- _QUOTED TEXT_:
## begin
Blogging Break OR I Won't Be Blogging For a Few Weeks

 
 
Yes, fabulous readers, without whom I would be hopelessly lost, I'm taking a brief blogging break to rejuvenate.  Also I'm getting my tax information together so I can give Uncle Sam my 30 percent this year and further the cause for all Democrats and Republicans.  I may be hitting my head against the wall on the side of my house just to shake things up.
 
Be back soon.  Feel free to read old blogs.  There are some very funny ones.

Saturday, January 12, 2013

More Random Stuff

This is the squirrel who hates me.  He was waiting for me when I left the house this morning.  He sits on the broken branch and makes loud noises at me.  (I'm pretty sure it's something like, "Get away from my nuts, house bitch!" in squirreleze.  Or something like that.)
You can see it in his little beady eyes.  He waited for me to come out in the morning so he can chitter at me from this tree.

Wait.  Here's the more realistic shot:
Onto something else.

Whoops.  Random subject change.  I suppose I should warn people but hey then the blog would be predictable and that would be boring.
## end
- _INSTRUCTION 1_: In the blog text, what share of their income does the writer say goes to Uncle Sam this year?
- _INSTRUCTION 2_: Pick up the blog text about the squirrel where it stops, and keep writing in the same voice.
The data has nothing to do with the blog text.

- _SOURCE DATA_:
## begin
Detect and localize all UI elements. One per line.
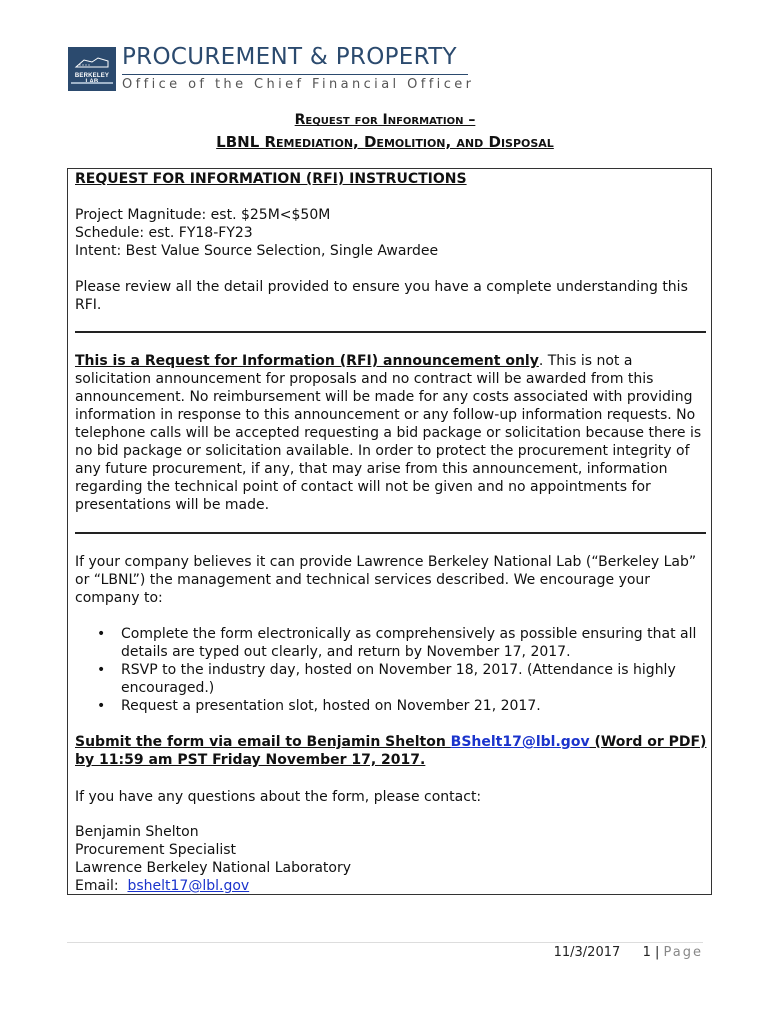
## end
- _WRITTEN REPLY 1_: 30 percent.

- _WRITTEN REPLY 2_:
Pain in the Ass Man made a brief reappearance this week.  (Pain in the Ass Man is also known as HIM the man to whom I'm married.  I'm not supposed to mention his actual name in the blog in case Chinese communist spies are reading it or so he won't be overly embarrassed.  One or the other.)
I forgot the cape on this one.  Plus he's got hair, which well,
he doesn't.  He is bald Pain In the Ass Man.
(But it's cool.  Bald is good.  He's like a rocket scientist
Kojak without the lollipop.  "Who loves ya, baby?")
I went into the bathroom (not my bathroom) and noticed it was stinky poo.  (Here's where I'm going to embarrass my 8-year-old daughter.)  Okay.  Someone had not flushed the toilet.  I said to HIM, "The upstairs bathroom is stinky."  Without hesitation, HIM said, "I don't use that bathroom."  One needs to consider the statement.  He snapped it out like Indiana Jones with a red-hot whip.  "I don't use that bathroom."
Here's a better image of PITAM.  (Pain In The Ass Man.)
Here it is in bold and red and over sized:


"I don't use that bathroom."

But HIM does use that bathroom.  In fact, I had seen HIM using that bathroom the night before I had to scrub the toilet with extra-strength stink-be-gone.  (Twice.  The toilet cleaner smells like Pepto-Bismol.  I swear to God, the toilet cleaner smells like Pepto-Bismol.  I could do a whole shtick on what the business developers were thinking when they decided that people want toilets that smell like Pepto-Bismol.  I mean, it didn't say on the friggin' label that it smells like Pepto-Bismol.  I wouldn't have bought it if it had said that.  But I digress.  I done digressed.  I done be digressing all over the place.)  (At least I don't have to clean up after digressing.)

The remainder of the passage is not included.